» **RECORDS FOR THIS TASK**:
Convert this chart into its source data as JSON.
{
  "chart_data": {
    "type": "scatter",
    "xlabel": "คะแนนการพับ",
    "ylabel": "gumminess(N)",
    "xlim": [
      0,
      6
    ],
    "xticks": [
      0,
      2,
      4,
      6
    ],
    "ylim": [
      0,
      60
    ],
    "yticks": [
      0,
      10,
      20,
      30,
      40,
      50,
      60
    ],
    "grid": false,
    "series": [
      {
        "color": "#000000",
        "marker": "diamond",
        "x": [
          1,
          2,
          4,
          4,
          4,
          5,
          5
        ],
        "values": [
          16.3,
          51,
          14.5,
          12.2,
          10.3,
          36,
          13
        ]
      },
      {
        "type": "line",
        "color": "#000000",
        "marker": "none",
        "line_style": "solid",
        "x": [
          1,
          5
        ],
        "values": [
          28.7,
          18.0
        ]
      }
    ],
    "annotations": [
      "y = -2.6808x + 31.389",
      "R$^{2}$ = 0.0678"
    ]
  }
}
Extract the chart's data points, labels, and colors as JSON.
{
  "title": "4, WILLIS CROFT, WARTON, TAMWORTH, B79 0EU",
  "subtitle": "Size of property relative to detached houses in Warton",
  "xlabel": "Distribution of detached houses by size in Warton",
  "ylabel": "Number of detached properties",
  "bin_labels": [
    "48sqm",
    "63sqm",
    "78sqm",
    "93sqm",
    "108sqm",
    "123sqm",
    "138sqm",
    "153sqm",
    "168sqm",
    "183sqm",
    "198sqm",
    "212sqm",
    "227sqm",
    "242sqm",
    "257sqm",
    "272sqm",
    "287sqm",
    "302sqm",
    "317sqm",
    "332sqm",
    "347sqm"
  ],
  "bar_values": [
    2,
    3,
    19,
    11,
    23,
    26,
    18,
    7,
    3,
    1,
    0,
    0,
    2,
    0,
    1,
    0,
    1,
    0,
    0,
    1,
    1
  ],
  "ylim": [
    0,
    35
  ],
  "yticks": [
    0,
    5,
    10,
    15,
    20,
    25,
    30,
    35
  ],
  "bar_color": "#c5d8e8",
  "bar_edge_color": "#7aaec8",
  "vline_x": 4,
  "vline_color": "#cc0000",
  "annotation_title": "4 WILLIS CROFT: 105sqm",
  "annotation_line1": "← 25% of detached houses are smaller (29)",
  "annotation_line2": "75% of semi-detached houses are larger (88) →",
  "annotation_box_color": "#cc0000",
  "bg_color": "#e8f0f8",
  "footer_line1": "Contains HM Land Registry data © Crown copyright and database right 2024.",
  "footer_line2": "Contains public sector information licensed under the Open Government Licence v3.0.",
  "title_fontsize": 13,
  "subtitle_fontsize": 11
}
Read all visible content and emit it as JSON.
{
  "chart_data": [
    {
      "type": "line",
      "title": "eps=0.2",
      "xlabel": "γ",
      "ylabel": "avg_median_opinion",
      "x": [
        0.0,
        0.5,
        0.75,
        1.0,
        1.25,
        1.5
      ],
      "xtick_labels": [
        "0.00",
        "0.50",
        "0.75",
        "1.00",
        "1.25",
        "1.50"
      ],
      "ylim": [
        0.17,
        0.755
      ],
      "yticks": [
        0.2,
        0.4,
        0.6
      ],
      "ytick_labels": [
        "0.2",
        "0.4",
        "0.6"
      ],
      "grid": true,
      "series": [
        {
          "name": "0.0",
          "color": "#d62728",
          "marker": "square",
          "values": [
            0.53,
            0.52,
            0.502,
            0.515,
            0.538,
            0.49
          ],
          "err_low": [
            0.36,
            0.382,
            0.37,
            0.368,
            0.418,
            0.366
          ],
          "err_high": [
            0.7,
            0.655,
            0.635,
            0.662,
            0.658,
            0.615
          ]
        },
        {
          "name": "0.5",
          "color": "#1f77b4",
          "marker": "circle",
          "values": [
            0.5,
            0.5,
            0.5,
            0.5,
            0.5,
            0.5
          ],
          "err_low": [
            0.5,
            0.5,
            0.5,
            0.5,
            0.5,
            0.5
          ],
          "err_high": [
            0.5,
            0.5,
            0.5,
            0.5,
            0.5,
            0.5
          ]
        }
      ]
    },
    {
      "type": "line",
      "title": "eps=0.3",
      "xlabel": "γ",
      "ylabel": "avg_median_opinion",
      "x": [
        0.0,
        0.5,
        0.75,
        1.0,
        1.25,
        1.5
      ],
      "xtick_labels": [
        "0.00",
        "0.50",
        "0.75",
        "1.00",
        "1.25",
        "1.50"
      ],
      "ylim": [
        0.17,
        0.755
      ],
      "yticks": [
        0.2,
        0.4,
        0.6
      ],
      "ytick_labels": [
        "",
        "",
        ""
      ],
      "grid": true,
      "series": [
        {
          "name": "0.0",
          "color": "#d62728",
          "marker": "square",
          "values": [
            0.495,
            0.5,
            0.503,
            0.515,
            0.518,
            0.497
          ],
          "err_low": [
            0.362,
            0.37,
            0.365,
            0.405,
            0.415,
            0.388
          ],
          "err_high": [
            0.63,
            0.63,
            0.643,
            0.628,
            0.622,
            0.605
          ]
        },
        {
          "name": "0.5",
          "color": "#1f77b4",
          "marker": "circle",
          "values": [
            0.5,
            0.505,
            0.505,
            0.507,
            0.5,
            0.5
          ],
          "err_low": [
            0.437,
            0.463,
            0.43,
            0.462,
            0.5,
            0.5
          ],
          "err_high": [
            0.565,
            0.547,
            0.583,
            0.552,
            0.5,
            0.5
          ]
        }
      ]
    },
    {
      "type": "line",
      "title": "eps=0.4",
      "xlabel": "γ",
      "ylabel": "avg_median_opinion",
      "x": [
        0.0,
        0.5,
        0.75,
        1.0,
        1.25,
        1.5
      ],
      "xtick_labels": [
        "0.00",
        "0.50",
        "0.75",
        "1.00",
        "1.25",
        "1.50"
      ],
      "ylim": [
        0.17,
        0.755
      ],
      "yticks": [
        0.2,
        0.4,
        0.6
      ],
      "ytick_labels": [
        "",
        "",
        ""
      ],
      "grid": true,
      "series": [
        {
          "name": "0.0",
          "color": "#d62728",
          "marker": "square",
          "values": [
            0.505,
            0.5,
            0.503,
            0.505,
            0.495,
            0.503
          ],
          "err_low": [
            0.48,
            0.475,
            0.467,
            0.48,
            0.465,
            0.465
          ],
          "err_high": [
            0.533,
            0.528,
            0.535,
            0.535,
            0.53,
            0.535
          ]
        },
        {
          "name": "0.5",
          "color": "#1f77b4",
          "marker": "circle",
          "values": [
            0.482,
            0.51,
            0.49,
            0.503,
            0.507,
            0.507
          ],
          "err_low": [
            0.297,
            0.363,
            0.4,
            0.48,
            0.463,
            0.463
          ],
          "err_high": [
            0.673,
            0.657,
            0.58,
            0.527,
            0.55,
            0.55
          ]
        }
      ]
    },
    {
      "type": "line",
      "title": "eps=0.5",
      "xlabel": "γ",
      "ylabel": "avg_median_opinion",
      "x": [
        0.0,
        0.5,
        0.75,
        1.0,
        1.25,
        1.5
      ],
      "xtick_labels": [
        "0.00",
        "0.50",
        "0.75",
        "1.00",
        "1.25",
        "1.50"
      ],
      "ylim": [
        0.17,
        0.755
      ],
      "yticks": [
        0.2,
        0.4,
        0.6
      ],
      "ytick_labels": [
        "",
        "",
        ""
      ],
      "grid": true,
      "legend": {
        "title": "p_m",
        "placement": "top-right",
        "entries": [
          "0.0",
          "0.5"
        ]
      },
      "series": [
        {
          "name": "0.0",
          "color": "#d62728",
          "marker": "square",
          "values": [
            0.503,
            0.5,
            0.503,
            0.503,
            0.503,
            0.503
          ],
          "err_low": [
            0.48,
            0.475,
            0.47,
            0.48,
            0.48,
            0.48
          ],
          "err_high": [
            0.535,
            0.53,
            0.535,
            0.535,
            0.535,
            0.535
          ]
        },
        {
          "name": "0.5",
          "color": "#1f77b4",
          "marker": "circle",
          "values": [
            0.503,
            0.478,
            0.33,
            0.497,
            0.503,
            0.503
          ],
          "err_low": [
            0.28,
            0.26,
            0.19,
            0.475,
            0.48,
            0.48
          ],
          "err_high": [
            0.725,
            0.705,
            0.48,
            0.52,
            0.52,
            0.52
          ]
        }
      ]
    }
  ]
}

» **STATED PROBLEM**: Find each line holding the word "right" and copy it.

» **OUTPUT OF THE EXERCISE**:
  "footer_line1": "Contains HM Land Registry data © Crown copyright and database right 2024.",
        "placement": "top-right",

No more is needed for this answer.